STATED TASK A => List every email address that appears in the tender offer announcement.
STATED TASK B => Echo the entries below word for word, from their very start through the line containing "Extract all elements", with both ends included. Omit the picture lines from your copy.

SOURCE =>
-=-=-=-=-

NOT FOR DISTRIBUTION IN OR INTO OR TO ANY PERSON LOCATED OR RESIDENT IN THE UNITED STATES OF AMERICA, ITS TERRITORIES AND POSSESSIONS, ANY STATE OF THE UNITED STATES OF AMERICA OR THE DISTRICT OF COLUMBIA (THE UNITED STATES) OR IN OR INTO ANY OTHER JURISDICTION WHERE IT IS UNLAWFUL TO RELEASE, PUBLISH OR DISTRIBUTE THIS DOCUMENT.

Allied Irish Banks, p.l.c. announces the results of its Tender Offer in respect of its €500,000,000 Fixed Rate Reset Additional Tier 1 Perpetual Contingent Temporary Write-Down Securities (ISIN: XS1328798779)

23 June 2020. On 16 June 2020, Allied Irish Banks, p.l.c. (the Offeror) announced an invitation to eligible holders of its outstanding €500,000,000 Fixed Rate Reset Additional Tier 1 Perpetual Contingent Temporary Write-Down Securities (ISIN: XS1328798779) (the Securities) to tender their Securities for purchase by the Offeror for cash (such invitation, the Offer).

The Offer was made on the terms and subject to the conditions contained in a tender offer memorandum dated 16 June 2020 (the Tender Offer Memorandum) prepared by the Offeror, and subject to the offer restrictions set out in the Tender Offer Memorandum. Capitalised terms used in this announcement but not defined have the meanings given to them in the Tender Offer Memorandum.

The Expiration Deadline for the Offer was 4.00 p.m. (London time) on 22 June 2020. The Offeror hereby announces the results of the Offer.

Results of the Offer

As at the Expiration Deadline, €202,183,000 in aggregate principal amount of the Securities was validly tendered for purchase in the Offer. The Offeror announces that it has decided to set the Final Acceptance Amount at €202,183,000 and, accordingly, that it accepts for purchase all such Securities validly tendered in the Offer in full, with no pro rata scaling. In addition, the Offeror confirms that the New Financing Condition has been satisfied.

The Settlement Date for the Offer is expected to be 24 June 2020.

 

Goldman Sachs International (Telephone: +44 20 7552 6157; Email: liabilitymanagement.eu@gs.com; Attention: Liability Management Group), J.P. Morgan Securities plc (Telephone: +44 20 7134 2468; Email: liability_management_EMEA@jpmorgan.com; Attention: Liability Management), and Merrill Lynch International (Telephone: +44 20 7996 5420; Email: DG.LM-EMEA@bofa.com; Attention: Liability Management Group) are acting as Dealer Managers for the Offer.

Lucid Issuer Services Limited (Telephone: +44 20 7704 0880; Attention: Arlind Bytyqi; Email: aib@lucid-is.com) is acting as Tender and Information Agent for the Offer.

-=-=-=-=-

GIVEN DATA =>
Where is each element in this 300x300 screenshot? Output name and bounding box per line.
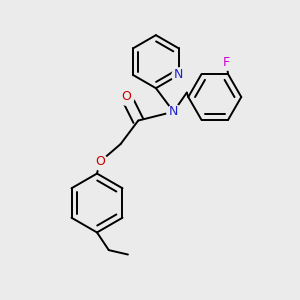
Text: F: F (223, 56, 230, 69)
Text: N: N (174, 68, 184, 81)
Text: O: O (122, 91, 131, 103)
Text: O: O (95, 155, 105, 168)
Text: N: N (169, 105, 178, 118)
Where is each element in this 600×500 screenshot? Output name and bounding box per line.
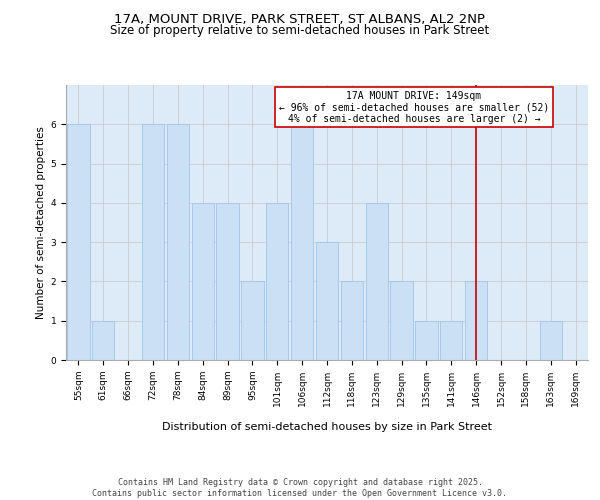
Bar [92, 320, 115, 360]
Bar [191, 203, 214, 360]
Bar [241, 282, 263, 360]
Bar [266, 203, 289, 360]
Bar [316, 242, 338, 360]
Y-axis label: Number of semi-detached properties: Number of semi-detached properties [37, 126, 46, 319]
Bar [291, 124, 313, 360]
Bar [142, 124, 164, 360]
Text: Distribution of semi-detached houses by size in Park Street: Distribution of semi-detached houses by … [162, 422, 492, 432]
Text: 17A, MOUNT DRIVE, PARK STREET, ST ALBANS, AL2 2NP: 17A, MOUNT DRIVE, PARK STREET, ST ALBANS… [115, 12, 485, 26]
Bar [440, 320, 463, 360]
Text: 17A MOUNT DRIVE: 149sqm
← 96% of semi-detached houses are smaller (52)
4% of sem: 17A MOUNT DRIVE: 149sqm ← 96% of semi-de… [279, 91, 549, 124]
Bar [341, 282, 363, 360]
Text: Size of property relative to semi-detached houses in Park Street: Size of property relative to semi-detach… [110, 24, 490, 37]
Bar [465, 282, 487, 360]
Text: Contains HM Land Registry data © Crown copyright and database right 2025.
Contai: Contains HM Land Registry data © Crown c… [92, 478, 508, 498]
Bar [539, 320, 562, 360]
Bar [67, 124, 89, 360]
Bar [415, 320, 437, 360]
Bar [365, 203, 388, 360]
Bar [217, 203, 239, 360]
Bar [167, 124, 189, 360]
Bar [391, 282, 413, 360]
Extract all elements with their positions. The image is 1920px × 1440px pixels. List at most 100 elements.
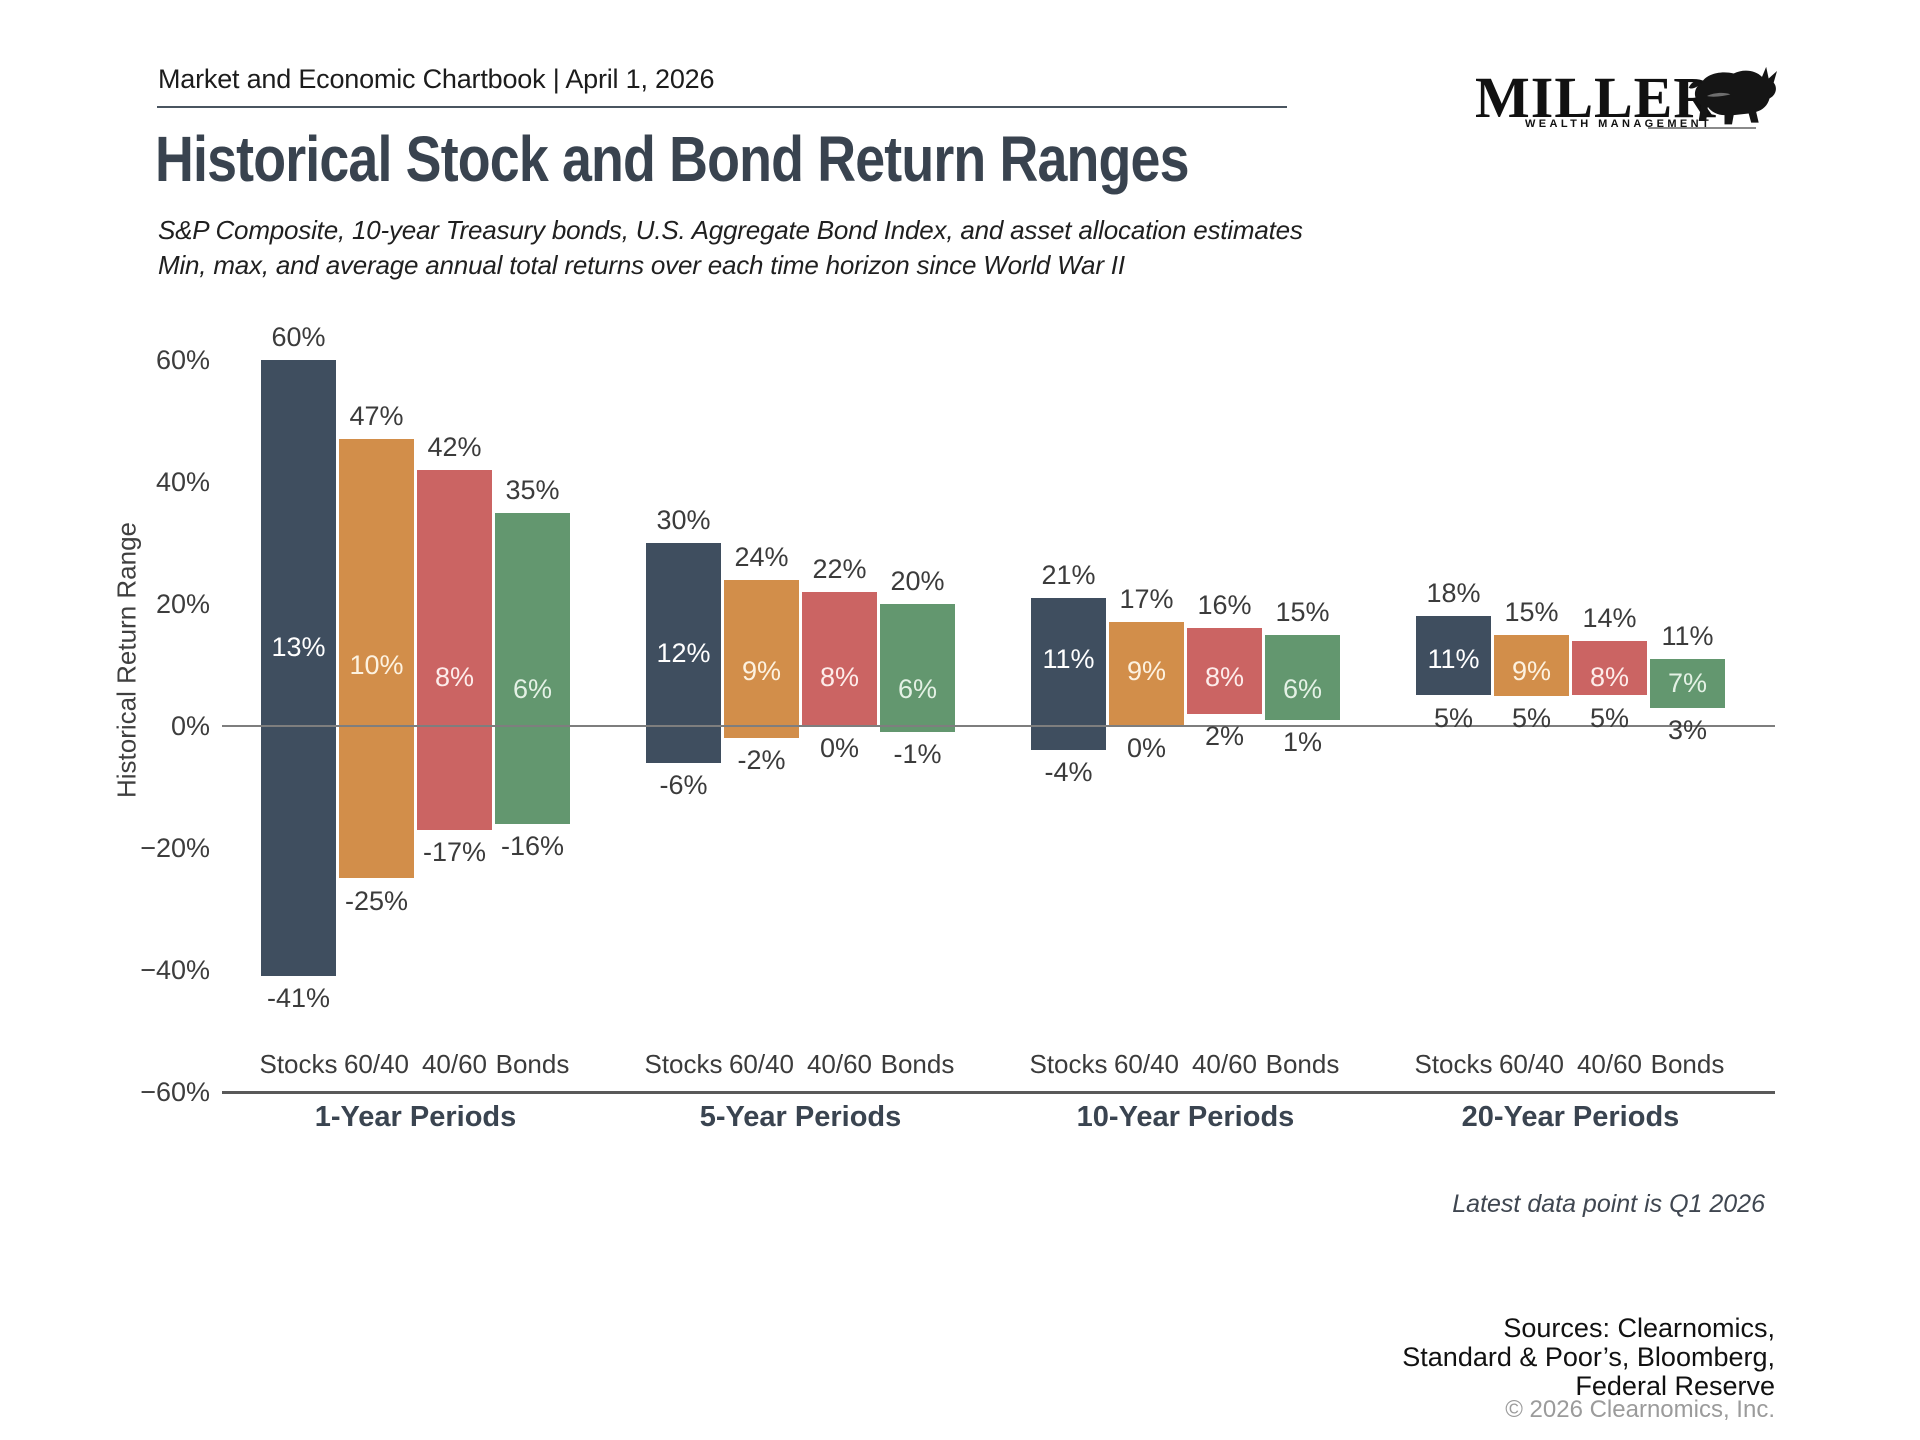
y-tick-label: −40% [140,955,210,985]
bar-min-label: 0% [819,733,860,763]
period-label: 5-Year Periods [699,1101,902,1133]
bar-max-label: 42% [427,431,482,462]
zero-gridline [222,725,1775,727]
category-label: 40/60 [806,1049,873,1079]
bar-min-label: -4% [1044,757,1093,788]
period-label: 10-Year Periods [1076,1101,1295,1133]
bar-max-label: 47% [349,401,404,432]
miller-wealth-logo: MILLER WEALTH MANAGEMENT [1470,60,1800,140]
bar-min-label: -17% [422,836,487,867]
bar-avg-label: 13% [271,631,326,662]
bull-icon [1688,66,1777,125]
y-tick-label: 40% [155,467,210,497]
y-tick-label: −60% [140,1077,210,1107]
y-tick-label: −20% [140,833,210,863]
chart-subtitle: S&P Composite, 10-year Treasury bonds, U… [158,213,1303,283]
sources-line-1: Sources: Clearnomics, [1503,1313,1775,1343]
bar-max-label: 14% [1582,602,1637,633]
sources-line-2: Standard & Poor’s, Bloomberg, [1402,1342,1775,1372]
bar-max-label: 24% [734,541,789,572]
bar-avg-label: 6% [1282,674,1323,705]
y-tick-label: 60% [155,345,210,375]
category-label: Stocks [1029,1049,1108,1079]
y-tick-label: 0% [170,711,210,741]
bar-avg-label: 11% [1427,643,1480,674]
bar-avg-label: 11% [1042,643,1095,674]
range-bar [417,469,492,830]
sources-block: Sources: Clearnomics, Standard & Poor’s,… [975,1314,1775,1401]
bar-avg-label: 7% [1667,668,1708,699]
bar-min-label: -25% [344,885,409,916]
bar-min-label: -16% [500,830,565,861]
bar-avg-label: 9% [1126,656,1167,687]
range-bar [1187,628,1262,714]
range-bar [339,439,414,879]
y-axis-title: Historical Return Range [111,521,142,799]
bar-avg-label: 6% [897,674,938,705]
bar-max-label: 18% [1426,578,1481,609]
range-bar [1109,622,1184,726]
bar-min-label: 0% [1126,733,1167,763]
bar-min-label: 1% [1282,726,1323,757]
page-title: Historical Stock and Bond Return Ranges [155,123,1189,195]
bar-min-label: -1% [893,739,942,770]
bar-avg-label: 12% [656,637,711,668]
category-label: 40/60 [1576,1049,1643,1079]
logo-ground-line [1648,127,1756,129]
bar-max-label: 60% [271,322,326,352]
period-label: 1-Year Periods [314,1101,517,1133]
range-bar [1650,658,1725,708]
header-divider [157,106,1287,108]
bar-max-label: 20% [890,566,945,596]
range-bar [880,604,955,733]
bar-min-label: -6% [659,769,708,800]
bar-max-label: 30% [656,505,711,535]
bar-max-label: 21% [1041,559,1096,590]
sources-line-3: Federal Reserve [1575,1371,1775,1401]
logo-brand-text: MILLER [1475,65,1717,130]
category-label: Stocks [1414,1049,1493,1079]
category-label: 60/40 [343,1049,410,1079]
bar-max-label: 17% [1119,584,1174,615]
category-label: Bonds [880,1049,955,1079]
range-bar [1031,597,1106,751]
category-label: 60/40 [728,1049,795,1079]
subtitle-line-2: Min, max, and average annual total retur… [158,250,1125,280]
bar-avg-label: 8% [1589,662,1630,693]
bar-min-label: 2% [1204,720,1245,751]
range-bar [261,360,336,977]
category-label: Stocks [644,1049,723,1079]
bar-min-label: 3% [1667,714,1708,745]
range-bar [1572,640,1647,696]
category-label: Bonds [495,1049,570,1079]
bar-min-label: -41% [266,983,331,1014]
bar-min-label: 5% [1589,702,1630,733]
y-tick-label: 20% [155,589,210,619]
category-label: Bonds [1650,1049,1725,1079]
latest-data-footnote: Latest data point is Q1 2026 [1452,1190,1765,1218]
bar-avg-label: 8% [819,662,860,693]
bar-max-label: 15% [1275,596,1330,627]
bar-max-label: 22% [812,553,867,584]
range-bar [1494,634,1569,696]
category-label: Bonds [1265,1049,1340,1079]
range-bar [1416,616,1491,696]
bar-max-label: 15% [1504,596,1559,627]
bar-max-label: 11% [1661,620,1714,651]
category-label: 40/60 [421,1049,488,1079]
category-label: Stocks [259,1049,338,1079]
bar-max-label: 16% [1197,590,1252,621]
bar-min-label: 5% [1433,702,1474,733]
bar-avg-label: 8% [1204,662,1245,693]
bar-avg-label: 9% [1511,656,1552,687]
range-bar [1265,634,1340,720]
bar-avg-label: 8% [434,662,475,693]
bar-avg-label: 10% [349,650,404,680]
range-bar [495,512,570,824]
range-bar [802,591,877,726]
copyright-text: © 2026 Clearnomics, Inc. [1505,1396,1775,1423]
category-label: 60/40 [1113,1049,1180,1079]
bar-min-label: 5% [1511,702,1552,733]
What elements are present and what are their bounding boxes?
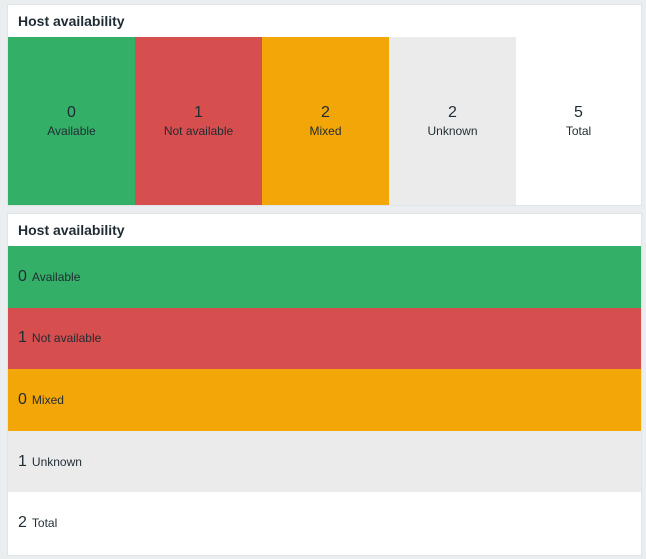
total-cell[interactable]: 5 Total	[516, 37, 641, 205]
mixed-label: Mixed	[31, 392, 64, 407]
available-count: 0	[18, 267, 27, 285]
total-label: Total	[565, 124, 592, 138]
not-available-count: 1	[18, 329, 27, 347]
host-availability-widget-horizontal: Host availability 0 Available 1 Not avai…	[7, 4, 642, 206]
total-count: 5	[574, 104, 583, 121]
unknown-row[interactable]: 1 Unknown	[8, 430, 641, 493]
available-cell[interactable]: 0 Available	[8, 37, 135, 205]
unknown-count: 2	[448, 104, 457, 121]
not-available-label: Not available	[163, 124, 234, 138]
unknown-count: 1	[18, 452, 27, 470]
total-row[interactable]: 2 Total	[8, 492, 641, 554]
mixed-row[interactable]: 0 Mixed	[8, 369, 641, 431]
total-count: 2	[18, 514, 27, 532]
unknown-cell[interactable]: 2 Unknown	[389, 37, 516, 205]
mixed-label: Mixed	[309, 124, 342, 138]
available-label: Available	[31, 269, 81, 284]
not-available-cell[interactable]: 1 Not available	[135, 37, 262, 205]
not-available-row[interactable]: 1 Not available	[8, 307, 641, 370]
total-label: Total	[31, 516, 58, 531]
available-count: 0	[67, 104, 76, 121]
host-availability-widget-vertical: Host availability 0 Available 1 Not avai…	[7, 213, 642, 556]
not-available-count: 1	[194, 104, 203, 121]
widget-title: Host availability	[18, 13, 125, 29]
not-available-label: Not available	[31, 331, 102, 346]
mixed-cell[interactable]: 2 Mixed	[262, 37, 389, 205]
availability-list: 0 Available 1 Not available 0 Mixed 1 Un…	[8, 246, 641, 554]
availability-row: 0 Available 1 Not available 2 Mixed 2 Un…	[8, 37, 641, 205]
widget-title: Host availability	[18, 222, 125, 238]
mixed-count: 0	[18, 390, 27, 408]
available-row[interactable]: 0 Available	[8, 246, 641, 308]
available-label: Available	[47, 124, 96, 138]
unknown-label: Unknown	[427, 124, 478, 138]
mixed-count: 2	[321, 104, 330, 121]
unknown-label: Unknown	[31, 454, 82, 469]
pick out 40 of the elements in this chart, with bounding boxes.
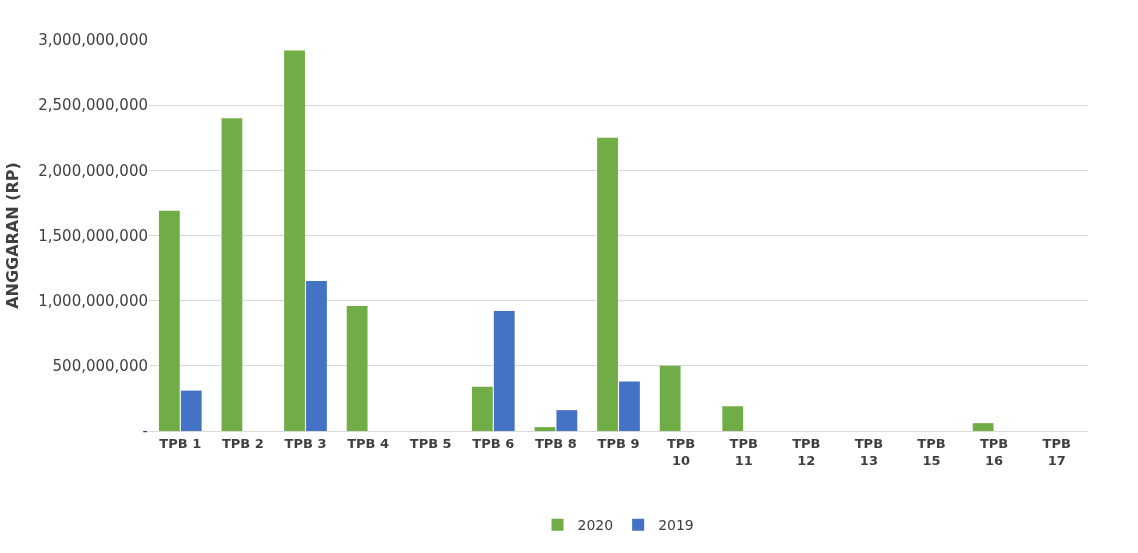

-=-=-=-=-

EXERCISE OUTPUT A =>
liabilitymanagement.eu@gs.com
liability_management_EMEA@jpmorgan.com
DG.LM-EMEA@bofa.com
aib@lucid-is.com

EXERCISE OUTPUT B =>
Where is each element in this 300x300 screenshot? Output name and bounding box per line.
Text: F: F (223, 56, 230, 69)
Text: N: N (174, 68, 184, 81)
Text: O: O (122, 91, 131, 103)
Text: O: O (95, 155, 105, 168)
Text: N: N (169, 105, 178, 118)
Where is each element in this 600×500 screenshot? Output name and bounding box per line.
Bar [92, 320, 115, 360]
Bar [191, 203, 214, 360]
Bar [241, 282, 263, 360]
Bar [266, 203, 289, 360]
Bar [316, 242, 338, 360]
Y-axis label: Number of semi-detached properties: Number of semi-detached properties [37, 126, 46, 319]
Bar [291, 124, 313, 360]
Bar [142, 124, 164, 360]
Text: Distribution of semi-detached houses by size in Park Street: Distribution of semi-detached houses by … [162, 422, 492, 432]
Text: 17A, MOUNT DRIVE, PARK STREET, ST ALBANS, AL2 2NP: 17A, MOUNT DRIVE, PARK STREET, ST ALBANS… [115, 12, 485, 26]
Bar [440, 320, 463, 360]
Text: 17A MOUNT DRIVE: 149sqm
← 96% of semi-detached houses are smaller (52)
4% of sem: 17A MOUNT DRIVE: 149sqm ← 96% of semi-de… [279, 91, 549, 124]
Bar [341, 282, 363, 360]
Text: Size of property relative to semi-detached houses in Park Street: Size of property relative to semi-detach… [110, 24, 490, 37]
Bar [465, 282, 487, 360]
Text: Contains HM Land Registry data © Crown copyright and database right 2025.
Contai: Contains HM Land Registry data © Crown c… [92, 478, 508, 498]
Bar [539, 320, 562, 360]
Bar [67, 124, 89, 360]
Bar [415, 320, 437, 360]
Bar [365, 203, 388, 360]
Bar [217, 203, 239, 360]
Bar [167, 124, 189, 360]
Bar [391, 282, 413, 360]
Extract all elements with their positions. The image is 1920px × 1440px pixels. List at most 100 elements.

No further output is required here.